— begin Stored data —

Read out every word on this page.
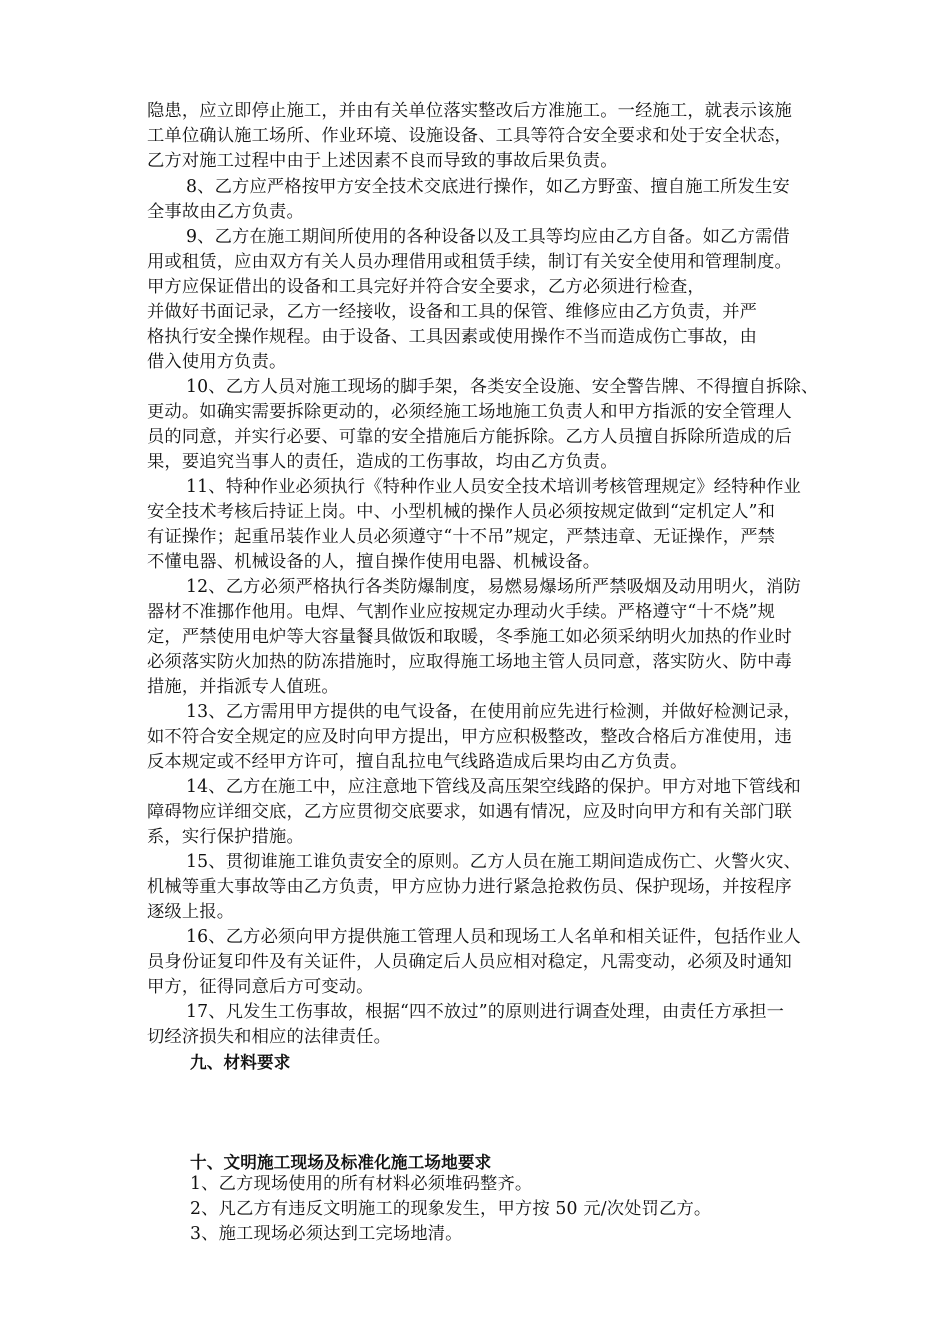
隐患，应立即停止施工，并由有关单位落实整改后方准施工。一经施工，就表示该施
工单位确认施工场所、作业环境、设施设备、工具等符合安全要求和处于安全状态，
乙方对施工过程中由于上述因素不良而导致的事故后果负责。
8、乙方应严格按甲方安全技术交底进行操作，如乙方野蛮、擅自施工所发生安
全事故由乙方负责。
9、乙方在施工期间所使用的各种设备以及工具等均应由乙方自备。如乙方需借
用或租赁，应由双方有关人员办理借用或租赁手续，制订有关安全使用和管理制度。
甲方应保证借出的设备和工具完好并符合安全要求，乙方必须进行检查，
并做好书面记录，乙方一经接收，设备和工具的保管、维修应由乙方负责，并严
格执行安全操作规程。由于设备、工具因素或使用操作不当而造成伤亡事故，由
借入使用方负责。
10、乙方人员对施工现场的脚手架，各类安全设施、安全警告牌、不得擅自拆除、
更动。如确实需要拆除更动的，必须经施工场地施工负责人和甲方指派的安全管理人
员的同意，并实行必要、可靠的安全措施后方能拆除。乙方人员擅自拆除所造成的后
果，要追究当事人的责任，造成的工伤事故，均由乙方负责。
11、特种作业必须执行《特种作业人员安全技术培训考核管理规定》经特种作业
安全技术考核后持证上岗。中、小型机械的操作人员必须按规定做到“定机定人”和
有证操作；起重吊装作业人员必须遵守“十不吊”规定，严禁违章、无证操作，严禁
不懂电器、机械设备的人，擅自操作使用电器、机械设备。
12、乙方必须严格执行各类防爆制度，易燃易爆场所严禁吸烟及动用明火，消防
器材不准挪作他用。电焊、气割作业应按规定办理动火手续。严格遵守“十不烧”规
定，严禁使用电炉等大容量餐具做饭和取暖，冬季施工如必须采纳明火加热的作业时
必须落实防火加热的防冻措施时，应取得施工场地主管人员同意，落实防火、防中毒
措施，并指派专人值班。
13、乙方需用甲方提供的电气设备，在使用前应先进行检测，并做好检测记录，
如不符合安全规定的应及时向甲方提出，甲方应积极整改，整改合格后方准使用，违
反本规定或不经甲方许可，擅自乱拉电气线路造成后果均由乙方负责。
14、乙方在施工中，应注意地下管线及高压架空线路的保护。甲方对地下管线和
障碍物应详细交底，乙方应贯彻交底要求，如遇有情况，应及时向甲方和有关部门联
系，实行保护措施。
15、贯彻谁施工谁负责安全的原则。乙方人员在施工期间造成伤亡、火警火灾、
机械等重大事故等由乙方负责，甲方应协力进行紧急抢救伤员、保护现场，并按程序
逐级上报。
16、乙方必须向甲方提供施工管理人员和现场工人名单和相关证件，包括作业人
员身份证复印件及有关证件，人员确定后人员应相对稳定，凡需变动，必须及时通知
甲方，征得同意后方可变动。
17、凡发生工伤事故，根据“四不放过”的原则进行调查处理，由责任方承担一
切经济损失和相应的法律责任。
九、材料要求
十、文明施工现场及标准化施工场地要求
1、乙方现场使用的所有材料必须堆码整齐。
2、凡乙方有违反文明施工的现象发生，甲方按 50 元/次处罚乙方。
3、施工现场必须达到工完场地清。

— end Stored data —

> _Exercise_: Print the complete listing exactly, apart from any pictures.

> _Full response_:
Read out every word on this page.
隐患，应立即停止施工，并由有关单位落实整改后方准施工。一经施工，就表示该施
工单位确认施工场所、作业环境、设施设备、工具等符合安全要求和处于安全状态，
乙方对施工过程中由于上述因素不良而导致的事故后果负责。
8、乙方应严格按甲方安全技术交底进行操作，如乙方野蛮、擅自施工所发生安
全事故由乙方负责。
9、乙方在施工期间所使用的各种设备以及工具等均应由乙方自备。如乙方需借
用或租赁，应由双方有关人员办理借用或租赁手续，制订有关安全使用和管理制度。
甲方应保证借出的设备和工具完好并符合安全要求，乙方必须进行检查，
并做好书面记录，乙方一经接收，设备和工具的保管、维修应由乙方负责，并严
格执行安全操作规程。由于设备、工具因素或使用操作不当而造成伤亡事故，由
借入使用方负责。
10、乙方人员对施工现场的脚手架，各类安全设施、安全警告牌、不得擅自拆除、
更动。如确实需要拆除更动的，必须经施工场地施工负责人和甲方指派的安全管理人
员的同意，并实行必要、可靠的安全措施后方能拆除。乙方人员擅自拆除所造成的后
果，要追究当事人的责任，造成的工伤事故，均由乙方负责。
11、特种作业必须执行《特种作业人员安全技术培训考核管理规定》经特种作业
安全技术考核后持证上岗。中、小型机械的操作人员必须按规定做到“定机定人”和
有证操作；起重吊装作业人员必须遵守“十不吊”规定，严禁违章、无证操作，严禁
不懂电器、机械设备的人，擅自操作使用电器、机械设备。
12、乙方必须严格执行各类防爆制度，易燃易爆场所严禁吸烟及动用明火，消防
器材不准挪作他用。电焊、气割作业应按规定办理动火手续。严格遵守“十不烧”规
定，严禁使用电炉等大容量餐具做饭和取暖，冬季施工如必须采纳明火加热的作业时
必须落实防火加热的防冻措施时，应取得施工场地主管人员同意，落实防火、防中毒
措施，并指派专人值班。
13、乙方需用甲方提供的电气设备，在使用前应先进行检测，并做好检测记录，
如不符合安全规定的应及时向甲方提出，甲方应积极整改，整改合格后方准使用，违
反本规定或不经甲方许可，擅自乱拉电气线路造成后果均由乙方负责。
14、乙方在施工中，应注意地下管线及高压架空线路的保护。甲方对地下管线和
障碍物应详细交底，乙方应贯彻交底要求，如遇有情况，应及时向甲方和有关部门联
系，实行保护措施。
15、贯彻谁施工谁负责安全的原则。乙方人员在施工期间造成伤亡、火警火灾、
机械等重大事故等由乙方负责，甲方应协力进行紧急抢救伤员、保护现场，并按程序
逐级上报。
16、乙方必须向甲方提供施工管理人员和现场工人名单和相关证件，包括作业人
员身份证复印件及有关证件，人员确定后人员应相对稳定，凡需变动，必须及时通知
甲方，征得同意后方可变动。
17、凡发生工伤事故，根据“四不放过”的原则进行调查处理，由责任方承担一
切经济损失和相应的法律责任。
九、材料要求
十、文明施工现场及标准化施工场地要求
1、乙方现场使用的所有材料必须堆码整齐。
2、凡乙方有违反文明施工的现象发生，甲方按 50 元/次处罚乙方。
3、施工现场必须达到工完场地清。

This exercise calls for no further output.